What is expected: Change "momentum-bar" to "histogram-bar" in the lines from the start of the records up to and including the line with "volume-bar xyxy=(153,379,156,390)", and keep everything else in those lines the same.

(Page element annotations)
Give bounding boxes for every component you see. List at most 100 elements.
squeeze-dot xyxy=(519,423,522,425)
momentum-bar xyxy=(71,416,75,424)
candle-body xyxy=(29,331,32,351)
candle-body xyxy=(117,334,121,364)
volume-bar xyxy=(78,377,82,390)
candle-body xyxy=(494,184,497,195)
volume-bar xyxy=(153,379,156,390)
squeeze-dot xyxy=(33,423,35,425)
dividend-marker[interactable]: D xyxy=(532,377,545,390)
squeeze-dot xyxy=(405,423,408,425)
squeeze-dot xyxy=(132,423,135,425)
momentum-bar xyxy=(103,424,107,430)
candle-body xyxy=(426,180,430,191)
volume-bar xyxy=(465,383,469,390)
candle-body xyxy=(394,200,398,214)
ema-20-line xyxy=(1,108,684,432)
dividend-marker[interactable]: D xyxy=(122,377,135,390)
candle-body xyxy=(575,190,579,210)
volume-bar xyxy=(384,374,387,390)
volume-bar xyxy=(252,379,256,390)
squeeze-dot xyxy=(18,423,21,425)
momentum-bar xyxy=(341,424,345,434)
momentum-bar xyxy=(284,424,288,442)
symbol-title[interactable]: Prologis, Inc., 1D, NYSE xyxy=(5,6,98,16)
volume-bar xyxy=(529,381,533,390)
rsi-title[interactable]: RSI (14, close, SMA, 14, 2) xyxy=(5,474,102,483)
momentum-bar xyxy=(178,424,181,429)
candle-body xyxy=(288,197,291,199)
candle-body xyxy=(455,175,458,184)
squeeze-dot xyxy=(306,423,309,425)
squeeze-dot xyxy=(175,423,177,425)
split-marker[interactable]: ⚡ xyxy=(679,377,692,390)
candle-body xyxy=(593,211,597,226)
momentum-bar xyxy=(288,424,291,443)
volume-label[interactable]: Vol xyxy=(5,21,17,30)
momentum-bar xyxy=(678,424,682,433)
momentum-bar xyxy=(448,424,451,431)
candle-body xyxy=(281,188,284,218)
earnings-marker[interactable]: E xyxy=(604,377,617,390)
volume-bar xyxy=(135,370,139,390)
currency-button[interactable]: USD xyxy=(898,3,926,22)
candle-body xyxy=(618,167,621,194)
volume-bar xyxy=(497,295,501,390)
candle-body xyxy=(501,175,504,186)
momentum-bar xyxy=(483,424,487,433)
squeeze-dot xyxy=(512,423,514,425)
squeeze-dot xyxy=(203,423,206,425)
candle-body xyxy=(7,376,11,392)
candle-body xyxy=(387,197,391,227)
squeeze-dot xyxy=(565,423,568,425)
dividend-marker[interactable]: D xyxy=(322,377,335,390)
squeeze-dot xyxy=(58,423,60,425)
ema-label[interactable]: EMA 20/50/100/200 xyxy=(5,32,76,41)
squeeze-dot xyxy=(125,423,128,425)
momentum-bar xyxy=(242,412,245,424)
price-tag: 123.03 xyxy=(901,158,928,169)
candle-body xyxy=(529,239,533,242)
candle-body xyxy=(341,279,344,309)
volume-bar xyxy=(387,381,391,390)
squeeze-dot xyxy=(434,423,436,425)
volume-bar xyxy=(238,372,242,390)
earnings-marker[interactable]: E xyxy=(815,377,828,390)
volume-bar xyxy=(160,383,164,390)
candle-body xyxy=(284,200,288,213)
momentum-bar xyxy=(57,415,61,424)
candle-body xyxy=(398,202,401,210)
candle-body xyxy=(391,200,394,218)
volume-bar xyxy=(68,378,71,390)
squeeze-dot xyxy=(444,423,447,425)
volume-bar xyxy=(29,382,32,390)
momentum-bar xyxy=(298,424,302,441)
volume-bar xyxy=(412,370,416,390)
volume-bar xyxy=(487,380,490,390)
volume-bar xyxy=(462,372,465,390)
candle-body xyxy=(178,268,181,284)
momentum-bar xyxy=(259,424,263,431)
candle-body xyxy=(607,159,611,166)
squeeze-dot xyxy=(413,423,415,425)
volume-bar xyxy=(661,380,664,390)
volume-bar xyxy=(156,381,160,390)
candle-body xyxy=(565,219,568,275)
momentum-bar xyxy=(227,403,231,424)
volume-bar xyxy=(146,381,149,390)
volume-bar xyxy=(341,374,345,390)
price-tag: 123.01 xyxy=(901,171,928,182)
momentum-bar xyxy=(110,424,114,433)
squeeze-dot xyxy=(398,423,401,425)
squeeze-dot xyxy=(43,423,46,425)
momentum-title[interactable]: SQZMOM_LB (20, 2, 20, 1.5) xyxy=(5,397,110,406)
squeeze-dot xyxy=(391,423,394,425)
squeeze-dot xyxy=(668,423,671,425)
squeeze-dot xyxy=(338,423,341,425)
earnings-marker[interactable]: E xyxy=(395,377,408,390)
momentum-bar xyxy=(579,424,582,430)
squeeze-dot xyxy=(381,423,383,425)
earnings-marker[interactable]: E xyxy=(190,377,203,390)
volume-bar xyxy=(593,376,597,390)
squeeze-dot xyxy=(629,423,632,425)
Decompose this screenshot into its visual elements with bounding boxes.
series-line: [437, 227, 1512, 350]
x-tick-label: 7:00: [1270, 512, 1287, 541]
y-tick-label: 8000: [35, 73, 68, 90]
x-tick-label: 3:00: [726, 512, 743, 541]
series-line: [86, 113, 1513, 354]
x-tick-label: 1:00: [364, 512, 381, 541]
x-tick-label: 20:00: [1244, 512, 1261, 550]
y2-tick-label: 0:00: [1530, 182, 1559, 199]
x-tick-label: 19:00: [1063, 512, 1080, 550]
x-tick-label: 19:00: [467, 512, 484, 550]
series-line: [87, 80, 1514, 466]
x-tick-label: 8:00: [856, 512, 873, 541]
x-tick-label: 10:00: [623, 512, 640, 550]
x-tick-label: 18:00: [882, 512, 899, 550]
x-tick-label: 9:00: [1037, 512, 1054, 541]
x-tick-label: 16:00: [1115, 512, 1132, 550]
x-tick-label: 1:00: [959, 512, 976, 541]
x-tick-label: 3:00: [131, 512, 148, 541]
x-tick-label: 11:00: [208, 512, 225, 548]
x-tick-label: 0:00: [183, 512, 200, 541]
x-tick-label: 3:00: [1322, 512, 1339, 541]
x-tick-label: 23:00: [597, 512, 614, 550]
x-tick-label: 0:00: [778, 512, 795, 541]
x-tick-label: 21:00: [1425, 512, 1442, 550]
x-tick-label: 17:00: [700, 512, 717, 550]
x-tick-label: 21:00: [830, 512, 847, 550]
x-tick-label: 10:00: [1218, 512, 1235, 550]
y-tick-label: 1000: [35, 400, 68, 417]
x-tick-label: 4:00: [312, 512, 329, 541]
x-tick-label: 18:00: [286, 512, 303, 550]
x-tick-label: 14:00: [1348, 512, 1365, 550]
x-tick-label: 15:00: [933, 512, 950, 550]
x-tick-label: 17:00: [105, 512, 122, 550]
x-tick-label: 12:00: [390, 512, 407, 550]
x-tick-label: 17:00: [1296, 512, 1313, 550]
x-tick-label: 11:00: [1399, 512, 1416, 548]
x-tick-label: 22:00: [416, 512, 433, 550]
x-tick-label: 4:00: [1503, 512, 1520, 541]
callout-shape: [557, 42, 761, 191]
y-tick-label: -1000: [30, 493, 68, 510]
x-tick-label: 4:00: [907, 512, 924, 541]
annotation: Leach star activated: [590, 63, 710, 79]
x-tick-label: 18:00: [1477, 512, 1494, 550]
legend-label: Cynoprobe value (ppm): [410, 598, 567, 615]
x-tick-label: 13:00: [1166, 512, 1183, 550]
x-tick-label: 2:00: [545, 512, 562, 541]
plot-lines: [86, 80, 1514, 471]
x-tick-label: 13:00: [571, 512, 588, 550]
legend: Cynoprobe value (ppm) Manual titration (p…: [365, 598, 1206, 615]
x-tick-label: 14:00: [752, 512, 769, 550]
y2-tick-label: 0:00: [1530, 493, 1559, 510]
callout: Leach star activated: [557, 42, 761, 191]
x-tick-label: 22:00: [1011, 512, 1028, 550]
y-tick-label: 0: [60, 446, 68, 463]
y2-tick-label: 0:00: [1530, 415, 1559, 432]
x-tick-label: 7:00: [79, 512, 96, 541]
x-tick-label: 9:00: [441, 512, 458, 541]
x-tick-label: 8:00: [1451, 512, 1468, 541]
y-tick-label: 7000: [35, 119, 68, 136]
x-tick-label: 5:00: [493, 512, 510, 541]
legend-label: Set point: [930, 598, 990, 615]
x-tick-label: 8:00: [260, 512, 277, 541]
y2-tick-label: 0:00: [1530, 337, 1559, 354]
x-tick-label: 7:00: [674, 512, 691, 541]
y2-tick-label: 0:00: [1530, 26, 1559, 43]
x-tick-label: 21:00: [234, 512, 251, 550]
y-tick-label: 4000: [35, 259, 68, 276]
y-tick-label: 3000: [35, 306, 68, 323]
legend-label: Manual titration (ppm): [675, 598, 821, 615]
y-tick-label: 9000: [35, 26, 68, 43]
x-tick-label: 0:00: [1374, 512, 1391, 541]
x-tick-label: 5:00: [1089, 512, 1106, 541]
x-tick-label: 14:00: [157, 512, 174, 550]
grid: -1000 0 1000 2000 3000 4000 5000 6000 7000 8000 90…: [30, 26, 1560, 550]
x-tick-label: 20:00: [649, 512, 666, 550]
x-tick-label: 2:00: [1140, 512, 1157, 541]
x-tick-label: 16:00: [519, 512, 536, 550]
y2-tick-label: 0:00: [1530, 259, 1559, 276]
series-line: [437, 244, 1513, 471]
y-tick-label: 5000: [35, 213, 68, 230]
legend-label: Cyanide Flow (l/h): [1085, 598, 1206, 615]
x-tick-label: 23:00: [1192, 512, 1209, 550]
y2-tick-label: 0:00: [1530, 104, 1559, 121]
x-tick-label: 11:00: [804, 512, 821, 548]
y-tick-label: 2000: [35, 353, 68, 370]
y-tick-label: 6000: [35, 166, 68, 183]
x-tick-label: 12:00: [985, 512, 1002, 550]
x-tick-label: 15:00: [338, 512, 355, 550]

Response:
Give bounding boxes for every component you see. List at most 100 elements.
squeeze-dot xyxy=(519,423,522,425)
histogram-bar xyxy=(71,416,75,424)
candle-body xyxy=(29,331,32,351)
candle-body xyxy=(117,334,121,364)
volume-bar xyxy=(78,377,82,390)
candle-body xyxy=(494,184,497,195)
volume-bar xyxy=(153,379,156,390)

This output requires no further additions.